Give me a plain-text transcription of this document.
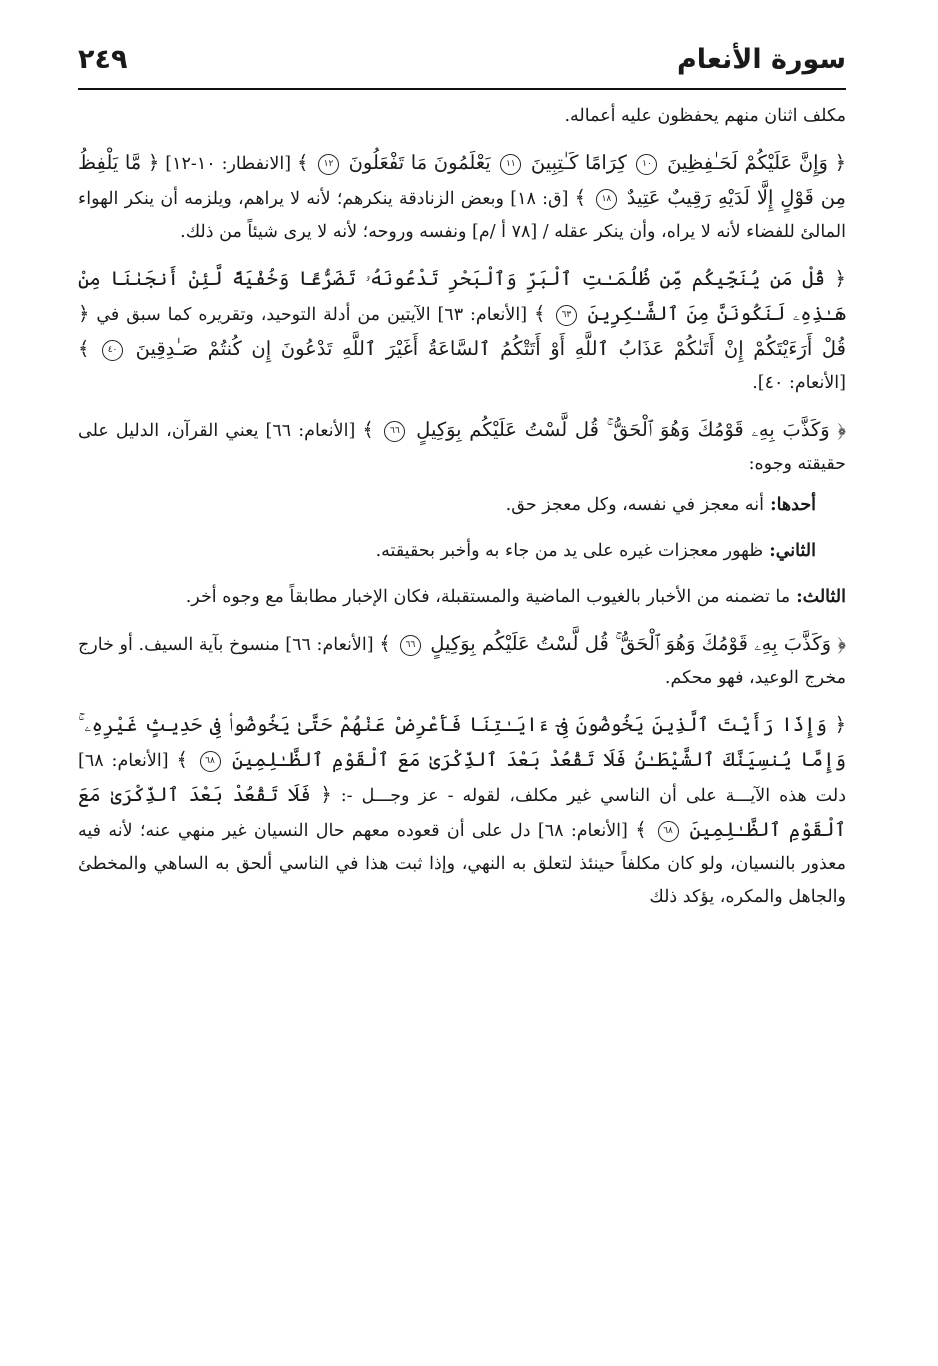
سورة الأنعام
٢٤٩

مكلف اثنان منهم يحفظون عليه أعماله.

﴿ وَإِنَّ عَلَيْكُمْ لَحَـٰفِظِينَ ١٠ كِرَامًا كَـٰتِبِينَ ١١ يَعْلَمُونَ مَا تَفْعَلُونَ ١٢ ﴾ [الانفطار: ١٠-١٢] ﴿ مَّا يَلْفِظُ مِن قَوْلٍ إِلَّا لَدَيْهِ رَقِيبٌ عَتِيدٌ ١٨ ﴾ [ق: ١٨] وبعض الزنادقة ينكرهم؛ لأنه لا يراهم، ويلزمه أن ينكر الهواء المالئ للفضاء لأنه لا يراه، وأن ينكر عقله / [٧٨ أ /م] ونفسه وروحه؛ لأنه لا يرى شيئاً من ذلك.

﴿ قُلْ مَن يُنَجِّيكُم مِّن ظُلُمَـٰتِ ٱلْبَرِّ وَٱلْبَحْرِ تَدْعُونَهُۥ تَضَرُّعًا وَخُفْيَةً لَّئِنْ أَنجَىٰنَا مِنْ هَـٰذِهِۦ لَنَكُونَنَّ مِنَ ٱلشَّـٰكِرِينَ ٦٣ ﴾ [الأنعام: ٦٣] الآيتين من أدلة التوحيد، وتقريره كما سبق في ﴿ قُلْ أَرَءَيْتَكُمْ إِنْ أَتَىٰكُمْ عَذَابُ ٱللَّهِ أَوْ أَتَتْكُمُ ٱلسَّاعَةُ أَغَيْرَ ٱللَّهِ تَدْعُونَ إِن كُنتُمْ صَـٰدِقِينَ ٤٠ ﴾ [الأنعام: ٤٠].

﴿ وَكَذَّبَ بِهِۦ قَوْمُكَ وَهُوَ ٱلْحَقُّ ۚ قُل لَّسْتُ عَلَيْكُم بِوَكِيلٍ ٦٦ ﴾ [الأنعام: ٦٦] يعني القرآن، الدليل على حقيقته وجوه:

أحدها: أنه معجز في نفسه، وكل معجز حق.

الثاني: ظهور معجزات غيره على يد من جاء به وأخبر بحقيقته.

الثالث: ما تضمنه من الأخبار بالغيوب الماضية والمستقبلة، فكان الإخبار مطابقاً مع وجوه أخر.

﴿ وَكَذَّبَ بِهِۦ قَوْمُكَ وَهُوَ ٱلْحَقُّ ۚ قُل لَّسْتُ عَلَيْكُم بِوَكِيلٍ ٦٦ ﴾ [الأنعام: ٦٦] منسوخ بآية السيف. أو خارج مخرج الوعيد، فهو محكم.

﴿ وَإِذَا رَأَيْتَ ٱلَّذِينَ يَخُوضُونَ فِىٓ ءَايَـٰتِنَا فَأَعْرِضْ عَنْهُمْ حَتَّىٰ يَخُوضُوا۟ فِى حَدِيثٍ غَيْرِهِۦ ۚ وَإِمَّا يُنسِيَنَّكَ ٱلشَّيْطَـٰنُ فَلَا تَقْعُدْ بَعْدَ ٱلذِّكْرَىٰ مَعَ ٱلْقَوْمِ ٱلظَّـٰلِمِينَ ٦٨ ﴾ [الأنعام: ٦٨] دلت هذه الآيـــة على أن الناسي غير مكلف، لقوله - عز وجـــل -: ﴿ فَلَا تَقْعُدْ بَعْدَ ٱلذِّكْرَىٰ مَعَ ٱلْقَوْمِ ٱلظَّـٰلِمِينَ ٦٨ ﴾ [الأنعام: ٦٨] دل على أن قعوده معهم حال النسيان غير منهي عنه؛ لأنه فيه معذور بالنسيان، ولو كان مكلفاً حينئذ لتعلق به النهي، وإذا ثبت هذا في الناسي ألحق به الساهي والمخطئ والجاهل والمكره، يؤكد ذلك
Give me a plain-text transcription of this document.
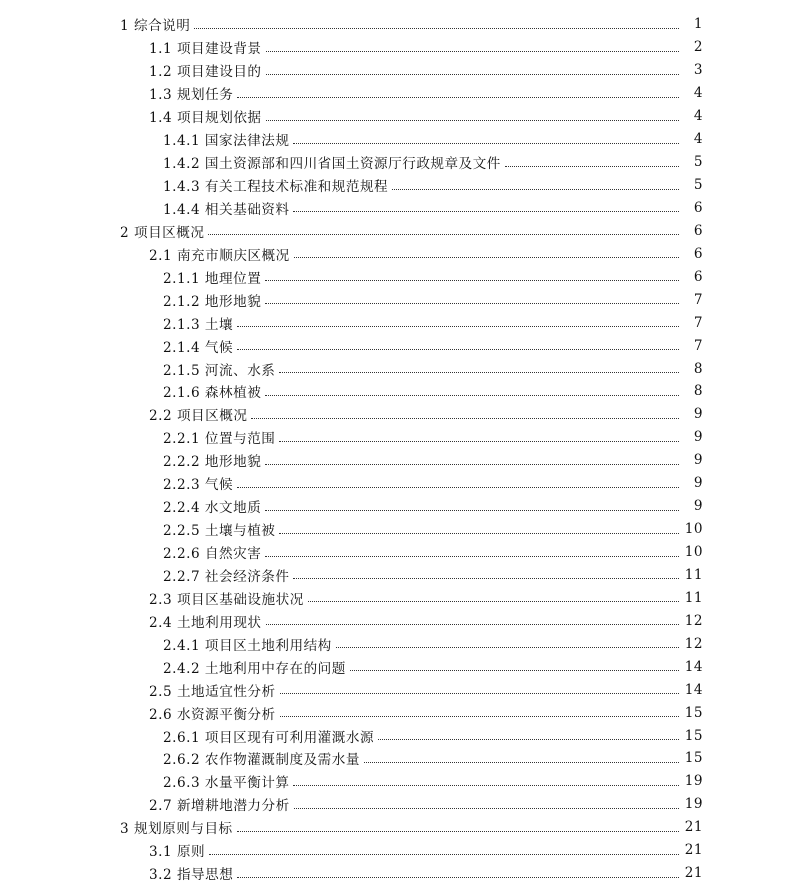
1 综合说明	1
1.1 项目建设背景	2
1.2 项目建设目的	3
1.3 规划任务	4
1.4 项目规划依据	4
1.4.1 国家法律法规	4
1.4.2 国土资源部和四川省国土资源厅行政规章及文件	5
1.4.3 有关工程技术标准和规范规程	5
1.4.4 相关基础资料	6
2 项目区概况	6
2.1 南充市顺庆区概况	6
2.1.1 地理位置	6
2.1.2 地形地貌	7
2.1.3 土壤	7
2.1.4 气候	7
2.1.5 河流、水系	8
2.1.6 森林植被	8
2.2 项目区概况	9
2.2.1 位置与范围	9
2.2.2 地形地貌	9
2.2.3 气候	9
2.2.4 水文地质	9
2.2.5 土壤与植被	10
2.2.6 自然灾害	10
2.2.7 社会经济条件	11
2.3 项目区基础设施状况	11
2.4 土地利用现状	12
2.4.1 项目区土地利用结构	12
2.4.2 土地利用中存在的问题	14
2.5 土地适宜性分析	14
2.6 水资源平衡分析	15
2.6.1 项目区现有可利用灌溉水源	15
2.6.2 农作物灌溉制度及需水量	15
2.6.3 水量平衡计算	19
2.7 新增耕地潜力分析	19
3 规划原则与目标	21
3.1 原则	21
3.2 指导思想	21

****

EXERCISE DESCRIPTION: Retype each entry precisely. Skip images entirely.

FULL OUTPUT:
Give me a plain-text transcription of this document.
سورة الأنعام
٢٤٩

مكلف اثنان منهم يحفظون عليه أعماله.

﴿ وَإِنَّ عَلَيْكُمْ لَحَـٰفِظِينَ ١٠ كِرَامًا كَـٰتِبِينَ ١١ يَعْلَمُونَ مَا تَفْعَلُونَ ١٢ ﴾ [الانفطار: ١٠-١٢] ﴿ مَّا يَلْفِظُ مِن قَوْلٍ إِلَّا لَدَيْهِ رَقِيبٌ عَتِيدٌ ١٨ ﴾ [ق: ١٨] وبعض الزنادقة ينكرهم؛ لأنه لا يراهم، ويلزمه أن ينكر الهواء المالئ للفضاء لأنه لا يراه، وأن ينكر عقله / [٧٨ أ /م] ونفسه وروحه؛ لأنه لا يرى شيئاً من ذلك.

﴿ قُلْ مَن يُنَجِّيكُم مِّن ظُلُمَـٰتِ ٱلْبَرِّ وَٱلْبَحْرِ تَدْعُونَهُۥ تَضَرُّعًا وَخُفْيَةً لَّئِنْ أَنجَىٰنَا مِنْ هَـٰذِهِۦ لَنَكُونَنَّ مِنَ ٱلشَّـٰكِرِينَ ٦٣ ﴾ [الأنعام: ٦٣] الآيتين من أدلة التوحيد، وتقريره كما سبق في ﴿ قُلْ أَرَءَيْتَكُمْ إِنْ أَتَىٰكُمْ عَذَابُ ٱللَّهِ أَوْ أَتَتْكُمُ ٱلسَّاعَةُ أَغَيْرَ ٱللَّهِ تَدْعُونَ إِن كُنتُمْ صَـٰدِقِينَ ٤٠ ﴾ [الأنعام: ٤٠].

﴿ وَكَذَّبَ بِهِۦ قَوْمُكَ وَهُوَ ٱلْحَقُّ ۚ قُل لَّسْتُ عَلَيْكُم بِوَكِيلٍ ٦٦ ﴾ [الأنعام: ٦٦] يعني القرآن، الدليل على حقيقته وجوه:

أحدها: أنه معجز في نفسه، وكل معجز حق.

الثاني: ظهور معجزات غيره على يد من جاء به وأخبر بحقيقته.

الثالث: ما تضمنه من الأخبار بالغيوب الماضية والمستقبلة، فكان الإخبار مطابقاً مع وجوه أخر.

﴿ وَكَذَّبَ بِهِۦ قَوْمُكَ وَهُوَ ٱلْحَقُّ ۚ قُل لَّسْتُ عَلَيْكُم بِوَكِيلٍ ٦٦ ﴾ [الأنعام: ٦٦] منسوخ بآية السيف. أو خارج مخرج الوعيد، فهو محكم.

﴿ وَإِذَا رَأَيْتَ ٱلَّذِينَ يَخُوضُونَ فِىٓ ءَايَـٰتِنَا فَأَعْرِضْ عَنْهُمْ حَتَّىٰ يَخُوضُوا۟ فِى حَدِيثٍ غَيْرِهِۦ ۚ وَإِمَّا يُنسِيَنَّكَ ٱلشَّيْطَـٰنُ فَلَا تَقْعُدْ بَعْدَ ٱلذِّكْرَىٰ مَعَ ٱلْقَوْمِ ٱلظَّـٰلِمِينَ ٦٨ ﴾ [الأنعام: ٦٨] دلت هذه الآيـــة على أن الناسي غير مكلف، لقوله - عز وجـــل -: ﴿ فَلَا تَقْعُدْ بَعْدَ ٱلذِّكْرَىٰ مَعَ ٱلْقَوْمِ ٱلظَّـٰلِمِينَ ٦٨ ﴾ [الأنعام: ٦٨] دل على أن قعوده معهم حال النسيان غير منهي عنه؛ لأنه فيه معذور بالنسيان، ولو كان مكلفاً حينئذ لتعلق به النهي، وإذا ثبت هذا في الناسي ألحق به الساهي والمخطئ والجاهل والمكره، يؤكد ذلك
Give me a plain-text transcription of this document.
1 综合说明	1
1.1 项目建设背景	2
1.2 项目建设目的	3
1.3 规划任务	4
1.4 项目规划依据	4
1.4.1 国家法律法规	4
1.4.2 国土资源部和四川省国土资源厅行政规章及文件	5
1.4.3 有关工程技术标准和规范规程	5
1.4.4 相关基础资料	6
2 项目区概况	6
2.1 南充市顺庆区概况	6
2.1.1 地理位置	6
2.1.2 地形地貌	7
2.1.3 土壤	7
2.1.4 气候	7
2.1.5 河流、水系	8
2.1.6 森林植被	8
2.2 项目区概况	9
2.2.1 位置与范围	9
2.2.2 地形地貌	9
2.2.3 气候	9
2.2.4 水文地质	9
2.2.5 土壤与植被	10
2.2.6 自然灾害	10
2.2.7 社会经济条件	11
2.3 项目区基础设施状况	11
2.4 土地利用现状	12
2.4.1 项目区土地利用结构	12
2.4.2 土地利用中存在的问题	14
2.5 土地适宜性分析	14
2.6 水资源平衡分析	15
2.6.1 项目区现有可利用灌溉水源	15
2.6.2 农作物灌溉制度及需水量	15
2.6.3 水量平衡计算	19
2.7 新增耕地潜力分析	19
3 规划原则与目标	21
3.1 原则	21
3.2 指导思想	21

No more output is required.